**Problem details**: Scan the lines below; pull out those with "chiqqan".

**Data in this exercise**:

>> BEGIN

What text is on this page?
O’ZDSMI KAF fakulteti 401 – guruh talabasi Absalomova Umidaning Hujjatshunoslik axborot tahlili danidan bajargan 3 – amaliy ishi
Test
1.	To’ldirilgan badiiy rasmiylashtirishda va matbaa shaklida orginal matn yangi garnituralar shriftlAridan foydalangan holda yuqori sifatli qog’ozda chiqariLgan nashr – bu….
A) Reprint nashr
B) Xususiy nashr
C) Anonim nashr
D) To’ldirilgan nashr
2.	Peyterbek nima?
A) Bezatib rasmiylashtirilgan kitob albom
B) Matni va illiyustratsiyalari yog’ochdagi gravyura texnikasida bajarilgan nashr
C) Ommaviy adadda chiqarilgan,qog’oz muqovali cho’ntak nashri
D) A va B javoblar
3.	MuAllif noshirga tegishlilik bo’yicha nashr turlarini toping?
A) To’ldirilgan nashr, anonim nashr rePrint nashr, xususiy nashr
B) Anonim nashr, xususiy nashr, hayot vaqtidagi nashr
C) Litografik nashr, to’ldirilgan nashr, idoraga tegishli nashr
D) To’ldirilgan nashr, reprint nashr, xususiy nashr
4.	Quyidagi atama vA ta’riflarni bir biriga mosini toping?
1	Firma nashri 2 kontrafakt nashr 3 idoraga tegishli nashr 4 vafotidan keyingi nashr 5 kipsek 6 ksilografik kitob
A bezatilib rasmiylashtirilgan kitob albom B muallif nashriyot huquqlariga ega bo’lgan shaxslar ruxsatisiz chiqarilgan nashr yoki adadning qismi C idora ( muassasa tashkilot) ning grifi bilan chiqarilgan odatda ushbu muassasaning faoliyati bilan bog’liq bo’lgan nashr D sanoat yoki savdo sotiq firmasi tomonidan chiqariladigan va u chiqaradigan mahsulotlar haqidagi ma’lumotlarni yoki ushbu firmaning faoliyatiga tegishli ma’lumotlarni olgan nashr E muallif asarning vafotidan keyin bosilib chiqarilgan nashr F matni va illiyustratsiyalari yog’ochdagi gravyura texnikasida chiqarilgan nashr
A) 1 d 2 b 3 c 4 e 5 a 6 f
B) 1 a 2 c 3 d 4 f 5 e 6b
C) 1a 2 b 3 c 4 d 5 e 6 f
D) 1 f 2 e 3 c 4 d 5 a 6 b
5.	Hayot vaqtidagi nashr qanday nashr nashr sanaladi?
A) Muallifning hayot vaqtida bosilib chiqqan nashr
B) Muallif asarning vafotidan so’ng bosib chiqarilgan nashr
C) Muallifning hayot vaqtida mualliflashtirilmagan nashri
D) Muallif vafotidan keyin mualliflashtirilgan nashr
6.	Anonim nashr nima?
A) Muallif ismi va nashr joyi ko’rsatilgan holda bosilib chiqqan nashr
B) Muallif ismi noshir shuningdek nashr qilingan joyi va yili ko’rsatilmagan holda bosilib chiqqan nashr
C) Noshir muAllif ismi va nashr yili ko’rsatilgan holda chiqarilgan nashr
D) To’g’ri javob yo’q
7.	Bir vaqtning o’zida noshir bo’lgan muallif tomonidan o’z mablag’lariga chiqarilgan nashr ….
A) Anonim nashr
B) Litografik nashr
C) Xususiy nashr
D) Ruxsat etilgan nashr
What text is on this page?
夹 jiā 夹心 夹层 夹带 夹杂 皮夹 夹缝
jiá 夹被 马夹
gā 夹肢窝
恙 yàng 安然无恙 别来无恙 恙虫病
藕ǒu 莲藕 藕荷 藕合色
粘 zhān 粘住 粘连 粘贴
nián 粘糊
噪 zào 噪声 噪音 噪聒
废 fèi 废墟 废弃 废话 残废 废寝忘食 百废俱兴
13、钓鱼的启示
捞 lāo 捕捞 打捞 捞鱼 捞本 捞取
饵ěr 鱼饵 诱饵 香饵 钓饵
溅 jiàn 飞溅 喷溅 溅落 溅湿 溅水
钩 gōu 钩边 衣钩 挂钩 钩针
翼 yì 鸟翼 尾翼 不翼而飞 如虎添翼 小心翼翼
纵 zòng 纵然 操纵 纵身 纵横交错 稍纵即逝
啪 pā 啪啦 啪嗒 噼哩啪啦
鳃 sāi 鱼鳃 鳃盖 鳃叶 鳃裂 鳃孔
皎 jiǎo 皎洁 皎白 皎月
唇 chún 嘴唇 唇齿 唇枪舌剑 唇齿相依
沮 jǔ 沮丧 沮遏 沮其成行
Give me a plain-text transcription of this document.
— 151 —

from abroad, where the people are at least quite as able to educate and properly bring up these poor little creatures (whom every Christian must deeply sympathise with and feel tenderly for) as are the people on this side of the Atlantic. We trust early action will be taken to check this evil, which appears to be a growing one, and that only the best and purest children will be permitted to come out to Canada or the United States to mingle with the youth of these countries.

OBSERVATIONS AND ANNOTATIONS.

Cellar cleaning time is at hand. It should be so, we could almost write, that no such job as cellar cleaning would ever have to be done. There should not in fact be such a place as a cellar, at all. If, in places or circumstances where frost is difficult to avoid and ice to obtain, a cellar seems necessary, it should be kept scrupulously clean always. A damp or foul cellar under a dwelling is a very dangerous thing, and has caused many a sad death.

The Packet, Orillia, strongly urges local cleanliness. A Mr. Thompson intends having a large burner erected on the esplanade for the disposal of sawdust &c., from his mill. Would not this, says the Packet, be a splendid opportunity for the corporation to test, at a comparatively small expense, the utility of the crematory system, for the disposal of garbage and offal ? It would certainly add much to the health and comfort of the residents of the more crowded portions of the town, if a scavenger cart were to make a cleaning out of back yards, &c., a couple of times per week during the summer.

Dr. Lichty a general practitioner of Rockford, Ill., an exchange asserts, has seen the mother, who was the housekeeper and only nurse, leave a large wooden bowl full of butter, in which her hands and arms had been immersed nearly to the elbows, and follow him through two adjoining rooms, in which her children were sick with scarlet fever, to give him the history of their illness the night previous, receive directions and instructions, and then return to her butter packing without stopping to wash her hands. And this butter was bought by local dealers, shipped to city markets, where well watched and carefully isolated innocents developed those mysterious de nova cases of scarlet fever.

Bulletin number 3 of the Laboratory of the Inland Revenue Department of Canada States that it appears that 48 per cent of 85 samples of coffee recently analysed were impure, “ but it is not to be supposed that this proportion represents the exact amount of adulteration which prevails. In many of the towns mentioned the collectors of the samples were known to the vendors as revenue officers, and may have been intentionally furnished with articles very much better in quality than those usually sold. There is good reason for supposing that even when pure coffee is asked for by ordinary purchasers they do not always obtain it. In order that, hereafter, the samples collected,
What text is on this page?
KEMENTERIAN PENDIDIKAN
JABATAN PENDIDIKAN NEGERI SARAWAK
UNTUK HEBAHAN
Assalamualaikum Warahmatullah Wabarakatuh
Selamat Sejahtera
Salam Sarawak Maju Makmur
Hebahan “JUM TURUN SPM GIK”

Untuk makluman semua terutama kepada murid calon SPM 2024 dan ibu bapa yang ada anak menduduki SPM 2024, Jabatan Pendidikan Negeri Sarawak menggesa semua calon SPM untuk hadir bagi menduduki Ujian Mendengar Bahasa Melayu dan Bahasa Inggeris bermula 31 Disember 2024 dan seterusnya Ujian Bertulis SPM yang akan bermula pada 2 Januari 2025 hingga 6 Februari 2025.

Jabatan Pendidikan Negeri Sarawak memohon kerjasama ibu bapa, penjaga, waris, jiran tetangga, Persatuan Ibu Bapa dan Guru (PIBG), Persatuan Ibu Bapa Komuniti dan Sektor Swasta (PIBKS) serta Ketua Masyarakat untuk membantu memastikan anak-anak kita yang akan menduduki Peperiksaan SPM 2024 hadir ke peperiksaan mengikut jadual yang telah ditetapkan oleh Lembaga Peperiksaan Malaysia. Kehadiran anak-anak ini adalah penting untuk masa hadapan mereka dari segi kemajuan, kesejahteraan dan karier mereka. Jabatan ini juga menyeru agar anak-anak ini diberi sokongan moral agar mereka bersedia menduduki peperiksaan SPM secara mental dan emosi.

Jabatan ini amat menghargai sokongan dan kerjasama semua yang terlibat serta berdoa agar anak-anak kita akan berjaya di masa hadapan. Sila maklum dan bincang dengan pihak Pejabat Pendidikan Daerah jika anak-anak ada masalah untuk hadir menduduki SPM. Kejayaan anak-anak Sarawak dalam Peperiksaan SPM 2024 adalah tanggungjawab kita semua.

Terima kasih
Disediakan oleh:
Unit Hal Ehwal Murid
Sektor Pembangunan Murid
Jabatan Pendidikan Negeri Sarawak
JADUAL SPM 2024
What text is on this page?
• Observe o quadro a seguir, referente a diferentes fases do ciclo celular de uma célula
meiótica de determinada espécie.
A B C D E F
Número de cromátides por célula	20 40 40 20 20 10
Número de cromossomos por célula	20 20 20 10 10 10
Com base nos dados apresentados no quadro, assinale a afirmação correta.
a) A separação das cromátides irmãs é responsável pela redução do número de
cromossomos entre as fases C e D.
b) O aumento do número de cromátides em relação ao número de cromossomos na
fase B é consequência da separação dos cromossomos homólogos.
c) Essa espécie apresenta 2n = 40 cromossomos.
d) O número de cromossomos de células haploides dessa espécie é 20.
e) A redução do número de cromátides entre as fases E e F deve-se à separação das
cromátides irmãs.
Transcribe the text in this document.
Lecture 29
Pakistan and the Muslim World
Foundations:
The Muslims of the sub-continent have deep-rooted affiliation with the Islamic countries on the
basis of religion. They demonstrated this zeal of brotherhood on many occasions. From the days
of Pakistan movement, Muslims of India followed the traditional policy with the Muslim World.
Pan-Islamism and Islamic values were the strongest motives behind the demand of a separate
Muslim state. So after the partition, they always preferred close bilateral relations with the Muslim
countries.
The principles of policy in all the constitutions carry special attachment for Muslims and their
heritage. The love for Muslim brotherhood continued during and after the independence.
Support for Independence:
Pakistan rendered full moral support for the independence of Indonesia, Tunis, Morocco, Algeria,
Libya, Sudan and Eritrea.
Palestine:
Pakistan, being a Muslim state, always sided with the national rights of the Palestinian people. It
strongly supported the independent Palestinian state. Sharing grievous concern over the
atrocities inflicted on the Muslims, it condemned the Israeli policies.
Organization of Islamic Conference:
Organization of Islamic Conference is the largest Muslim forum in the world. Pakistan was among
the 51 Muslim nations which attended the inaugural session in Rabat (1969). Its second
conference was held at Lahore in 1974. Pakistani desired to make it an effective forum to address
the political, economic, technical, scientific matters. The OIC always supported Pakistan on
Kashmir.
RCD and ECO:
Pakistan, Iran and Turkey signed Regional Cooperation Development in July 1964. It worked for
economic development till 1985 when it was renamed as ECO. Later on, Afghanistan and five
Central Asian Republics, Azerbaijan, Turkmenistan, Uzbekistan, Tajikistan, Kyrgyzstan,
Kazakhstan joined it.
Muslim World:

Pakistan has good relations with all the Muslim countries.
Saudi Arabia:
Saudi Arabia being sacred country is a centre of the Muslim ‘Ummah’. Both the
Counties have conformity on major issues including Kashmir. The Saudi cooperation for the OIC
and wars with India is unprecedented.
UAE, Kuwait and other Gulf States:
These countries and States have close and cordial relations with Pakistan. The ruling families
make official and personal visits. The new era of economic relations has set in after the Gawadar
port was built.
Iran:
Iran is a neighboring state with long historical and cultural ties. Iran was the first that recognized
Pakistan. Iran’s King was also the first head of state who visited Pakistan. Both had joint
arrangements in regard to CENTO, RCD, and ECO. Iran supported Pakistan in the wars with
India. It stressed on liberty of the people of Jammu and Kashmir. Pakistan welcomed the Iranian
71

>> END

**Response to the task**:
A) Muallifning hayot vaqtida bosilib chiqqan nashr
A) Muallif ismi va nashr joyi ko’rsatilgan holda bosilib chiqqan nashr
B) Muallif ismi noshir shuningdek nashr qilingan joyi va yili ko’rsatilmagan holda bosilib chiqqan nashr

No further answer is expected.